* start Material provided *

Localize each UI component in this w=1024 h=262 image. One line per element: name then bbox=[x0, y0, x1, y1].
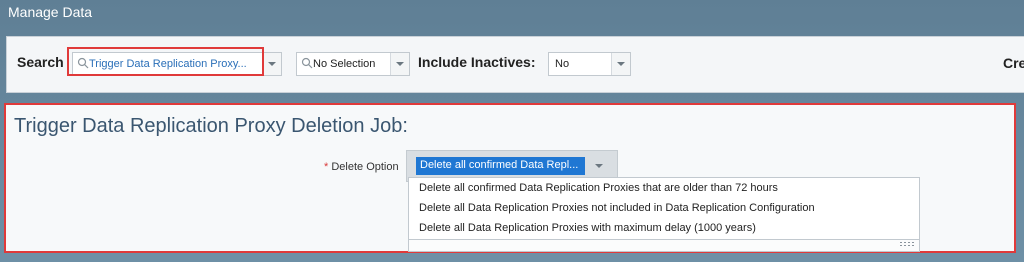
search-label: Search bbox=[17, 54, 64, 70]
secondary-search-value: No Selection bbox=[313, 58, 376, 70]
list-item[interactable]: Delete all Data Replication Proxies not … bbox=[409, 198, 919, 218]
chevron-down-icon[interactable] bbox=[262, 53, 281, 75]
required-marker: * bbox=[324, 161, 329, 173]
include-inactives-value: No bbox=[555, 58, 570, 70]
page-title: Manage Data bbox=[8, 4, 93, 20]
list-footer bbox=[408, 240, 920, 252]
include-inactives-label: Include Inactives: bbox=[418, 54, 536, 70]
create-label: Cre bbox=[1003, 55, 1024, 71]
chevron-down-icon[interactable] bbox=[594, 161, 604, 171]
include-inactives-select[interactable]: No bbox=[548, 52, 631, 76]
secondary-search-combobox[interactable]: No Selection bbox=[296, 52, 410, 76]
resize-grip-icon[interactable] bbox=[899, 241, 915, 247]
list-item[interactable]: Delete all confirmed Data Replication Pr… bbox=[409, 178, 919, 198]
search-icon bbox=[301, 57, 313, 69]
search-highlight bbox=[67, 47, 264, 76]
list-item[interactable]: Delete all Data Replication Proxies with… bbox=[409, 218, 919, 238]
delete-option-selected[interactable]: Delete all confirmed Data Repl... bbox=[416, 157, 585, 175]
delete-option-label: * Delete Option bbox=[324, 161, 399, 173]
delete-option-list: Delete all confirmed Data Replication Pr… bbox=[408, 177, 920, 240]
chevron-down-icon[interactable] bbox=[390, 53, 409, 75]
chevron-down-icon[interactable] bbox=[611, 53, 630, 75]
delete-option-label-text: Delete Option bbox=[331, 161, 399, 173]
panel-title: Trigger Data Replication Proxy Deletion … bbox=[14, 115, 408, 137]
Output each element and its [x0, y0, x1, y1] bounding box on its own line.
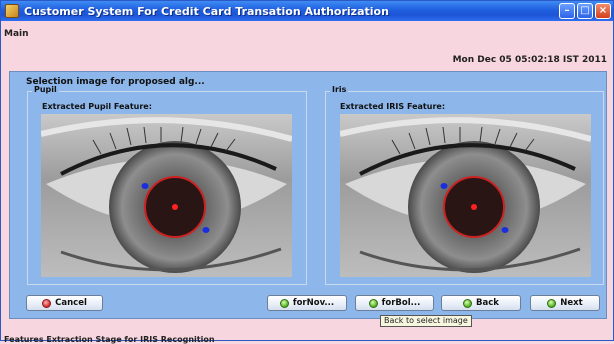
- maximize-button[interactable]: □: [577, 3, 593, 19]
- go-icon: [368, 298, 378, 308]
- go-icon: [279, 298, 289, 308]
- forbol-button[interactable]: forBol...: [355, 295, 434, 311]
- app-window: Customer System For Credit Card Transati…: [0, 0, 614, 344]
- iris-group-title: Iris: [330, 85, 349, 94]
- cancel-button-label: Cancel: [55, 298, 87, 308]
- iris-eye-svg: [340, 114, 591, 277]
- forbol-button-label: forBol...: [381, 298, 421, 308]
- java-app-icon: [5, 4, 19, 18]
- title-bar[interactable]: Customer System For Credit Card Transati…: [1, 1, 613, 21]
- fornov-button[interactable]: forNov...: [267, 295, 347, 311]
- iris-eye-image: [340, 114, 591, 277]
- back-button-label: Back: [476, 298, 499, 308]
- window-title: Customer System For Credit Card Transati…: [24, 4, 389, 18]
- pupil-group-title: Pupil: [32, 85, 59, 94]
- date-time-label: Mon Dec 05 05:02:18 IST 2011: [452, 55, 607, 65]
- cancel-icon: [42, 298, 52, 308]
- menu-main[interactable]: Main: [4, 29, 29, 39]
- fornov-button-label: forNov...: [292, 298, 335, 308]
- go-icon: [463, 298, 473, 308]
- next-button[interactable]: Next: [530, 295, 600, 311]
- back-tooltip: Back to select image: [380, 315, 472, 327]
- close-button[interactable]: ×: [595, 3, 611, 19]
- go-icon: [547, 298, 557, 308]
- cancel-button[interactable]: Cancel: [26, 295, 103, 311]
- pupil-eye-svg: [41, 114, 292, 277]
- back-button[interactable]: Back: [441, 295, 521, 311]
- next-button-label: Next: [560, 298, 583, 308]
- pupil-eye-image: [41, 114, 292, 277]
- menu-bar: Main: [1, 21, 613, 39]
- iris-feature-label: Extracted IRIS Feature:: [340, 102, 446, 111]
- pupil-feature-label: Extracted Pupil Feature:: [42, 102, 152, 111]
- status-text: Features Extraction Stage for IRIS Recog…: [4, 335, 215, 344]
- minimize-button[interactable]: –: [559, 3, 575, 19]
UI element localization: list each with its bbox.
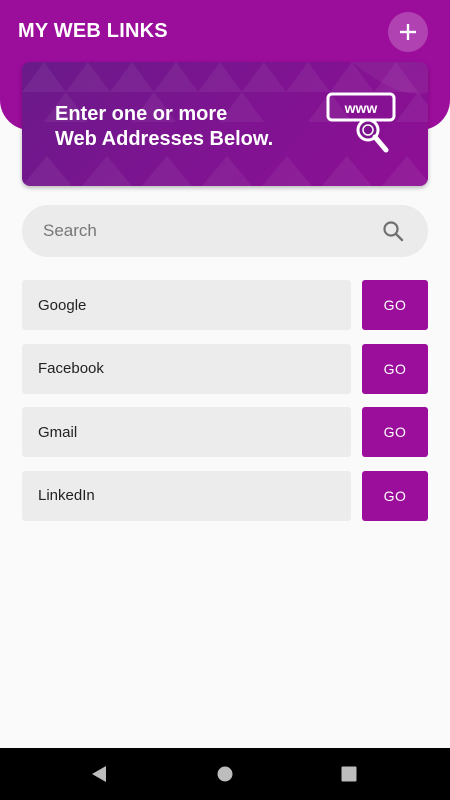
add-link-button[interactable]	[388, 12, 428, 52]
www-icon-text: www	[344, 100, 378, 116]
link-field-gmail[interactable]: Gmail	[22, 407, 351, 457]
link-row-gmail: Gmail GO	[22, 407, 428, 457]
go-button-gmail[interactable]: GO	[362, 407, 428, 457]
system-nav-bar	[0, 748, 450, 800]
banner-message: Enter one or more Web Addresses Below.	[55, 102, 273, 152]
link-list: Google GO Facebook GO Gmail GO LinkedIn …	[22, 280, 428, 534]
link-row-facebook: Facebook GO	[22, 343, 428, 394]
go-button-linkedin[interactable]: GO	[362, 470, 428, 521]
search-bar	[22, 205, 428, 257]
link-row-linkedin: LinkedIn GO	[22, 470, 428, 521]
link-row-google: Google GO	[22, 280, 428, 330]
home-circle-icon[interactable]	[217, 766, 233, 782]
back-triangle-icon[interactable]	[90, 765, 108, 783]
banner-line-2: Web Addresses Below.	[55, 128, 274, 150]
recents-square-icon[interactable]	[341, 766, 357, 782]
search-icon[interactable]	[382, 220, 404, 242]
link-field-linkedin[interactable]: LinkedIn	[22, 470, 351, 521]
go-button-facebook[interactable]: GO	[362, 343, 428, 394]
info-banner: Enter one or more Web Addresses Below. w…	[22, 62, 428, 186]
screen: MY WEB LINKS Enter one or more Web Addre…	[0, 0, 450, 800]
app-title: MY WEB LINKS	[18, 20, 168, 42]
plus-icon	[400, 24, 416, 40]
go-button-google[interactable]: GO	[362, 280, 428, 330]
banner-line-1: Enter one or more	[55, 103, 228, 125]
link-field-facebook[interactable]: Facebook	[22, 343, 351, 394]
link-field-google[interactable]: Google	[22, 280, 351, 330]
search-input[interactable]	[43, 205, 363, 257]
www-search-icon: www	[326, 92, 396, 153]
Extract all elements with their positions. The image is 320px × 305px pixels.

* end Material provided *

Can you copy out all of the records above word for word, leaving the pictures out of your answer?

▶ **The answer**
Localize each UI component in this w=1024 h=262 image. One line per element: name then bbox=[x0, y0, x1, y1].
search-label: Search bbox=[17, 54, 64, 70]
secondary-search-value: No Selection bbox=[313, 58, 376, 70]
list-item[interactable]: Delete all Data Replication Proxies not … bbox=[409, 198, 919, 218]
chevron-down-icon[interactable] bbox=[262, 53, 281, 75]
required-marker: * bbox=[324, 161, 329, 173]
include-inactives-value: No bbox=[555, 58, 570, 70]
page-title: Manage Data bbox=[8, 4, 93, 20]
list-footer bbox=[408, 240, 920, 252]
include-inactives-label: Include Inactives: bbox=[418, 54, 536, 70]
create-label: Cre bbox=[1003, 55, 1024, 71]
chevron-down-icon[interactable] bbox=[594, 161, 604, 171]
include-inactives-select[interactable]: No bbox=[548, 52, 631, 76]
secondary-search-combobox[interactable]: No Selection bbox=[296, 52, 410, 76]
resize-grip-icon[interactable] bbox=[899, 241, 915, 247]
list-item[interactable]: Delete all confirmed Data Replication Pr… bbox=[409, 178, 919, 198]
search-icon bbox=[301, 57, 313, 69]
search-highlight bbox=[67, 47, 264, 76]
list-item[interactable]: Delete all Data Replication Proxies with… bbox=[409, 218, 919, 238]
delete-option-selected[interactable]: Delete all confirmed Data Repl... bbox=[416, 157, 585, 175]
delete-option-label: * Delete Option bbox=[324, 161, 399, 173]
delete-option-list: Delete all confirmed Data Replication Pr… bbox=[408, 177, 920, 240]
chevron-down-icon[interactable] bbox=[390, 53, 409, 75]
chevron-down-icon[interactable] bbox=[611, 53, 630, 75]
delete-option-label-text: Delete Option bbox=[331, 161, 399, 173]
panel-title: Trigger Data Replication Proxy Deletion … bbox=[14, 115, 408, 137]
Output each element and its [x0, y0, x1, y1] bounding box on its own line.
- maximize-button[interactable]: □: [577, 3, 593, 19]
- go-icon: [368, 298, 378, 308]
- go-icon: [279, 298, 289, 308]
- forbol-button[interactable]: forBol...: [355, 295, 434, 311]
- app-window: Customer System For Credit Card Transati…: [0, 0, 614, 344]
- iris-group-title: Iris: [330, 85, 349, 94]
- cancel-button-label: Cancel: [55, 298, 87, 308]
- iris-eye-svg: [340, 114, 591, 277]
- forbol-button-label: forBol...: [381, 298, 421, 308]
- java-app-icon: [5, 4, 19, 18]
- title-bar[interactable]: Customer System For Credit Card Transati…: [1, 1, 613, 21]
- fornov-button[interactable]: forNov...: [267, 295, 347, 311]
- iris-eye-image: [340, 114, 591, 277]
- back-button-label: Back: [476, 298, 499, 308]
- window-title: Customer System For Credit Card Transati…: [24, 4, 389, 18]
- pupil-group-title: Pupil: [32, 85, 59, 94]
- date-time-label: Mon Dec 05 05:02:18 IST 2011: [452, 55, 607, 65]
- cancel-icon: [42, 298, 52, 308]
- menu-main[interactable]: Main: [4, 29, 29, 39]
- fornov-button-label: forNov...: [292, 298, 335, 308]
- go-icon: [463, 298, 473, 308]
- next-button[interactable]: Next: [530, 295, 600, 311]
- back-tooltip: Back to select image: [380, 315, 472, 327]
- close-button[interactable]: ×: [595, 3, 611, 19]
- go-icon: [547, 298, 557, 308]
- cancel-button[interactable]: Cancel: [26, 295, 103, 311]
- pupil-eye-svg: [41, 114, 292, 277]
- back-button[interactable]: Back: [441, 295, 521, 311]
- next-button-label: Next: [560, 298, 583, 308]
- pupil-eye-image: [41, 114, 292, 277]
- menu-bar: Main: [1, 21, 613, 39]
- iris-feature-label: Extracted IRIS Feature:: [340, 102, 446, 111]
- pupil-feature-label: Extracted Pupil Feature:: [42, 102, 152, 111]
- status-text: Features Extraction Stage for IRIS Recog…: [4, 335, 215, 344]
- minimize-button[interactable]: –: [559, 3, 575, 19]
UI element localization: list each with its bbox.
add-link-button[interactable]	[388, 12, 428, 52]
www-icon-text: www	[344, 100, 378, 116]
link-field-gmail[interactable]: Gmail	[22, 407, 351, 457]
link-row-gmail: Gmail GO	[22, 407, 428, 457]
go-button-gmail[interactable]: GO	[362, 407, 428, 457]
system-nav-bar	[0, 748, 450, 800]
banner-message: Enter one or more Web Addresses Below.	[55, 102, 273, 152]
link-list: Google GO Facebook GO Gmail GO LinkedIn …	[22, 280, 428, 534]
link-row-facebook: Facebook GO	[22, 343, 428, 394]
go-button-linkedin[interactable]: GO	[362, 470, 428, 521]
search-bar	[22, 205, 428, 257]
link-row-linkedin: LinkedIn GO	[22, 470, 428, 521]
link-row-google: Google GO	[22, 280, 428, 330]
home-circle-icon[interactable]	[217, 766, 233, 782]
back-triangle-icon[interactable]	[90, 765, 108, 783]
banner-line-2: Web Addresses Below.	[55, 128, 274, 150]
recents-square-icon[interactable]	[341, 766, 357, 782]
search-icon[interactable]	[382, 220, 404, 242]
link-field-linkedin[interactable]: LinkedIn	[22, 470, 351, 521]
go-button-facebook[interactable]: GO	[362, 343, 428, 394]
info-banner: Enter one or more Web Addresses Below. w…	[22, 62, 428, 186]
screen: MY WEB LINKS Enter one or more Web Addre…	[0, 0, 450, 800]
app-title: MY WEB LINKS	[18, 20, 168, 42]
plus-icon	[400, 24, 416, 40]
go-button-google[interactable]: GO	[362, 280, 428, 330]
banner-line-1: Enter one or more	[55, 103, 228, 125]
link-field-facebook[interactable]: Facebook	[22, 343, 351, 394]
link-field-google[interactable]: Google	[22, 280, 351, 330]
search-input[interactable]	[43, 205, 363, 257]
www-search-icon: www	[326, 92, 396, 153]
Extract all elements with their positions. The image is 320px × 305px pixels.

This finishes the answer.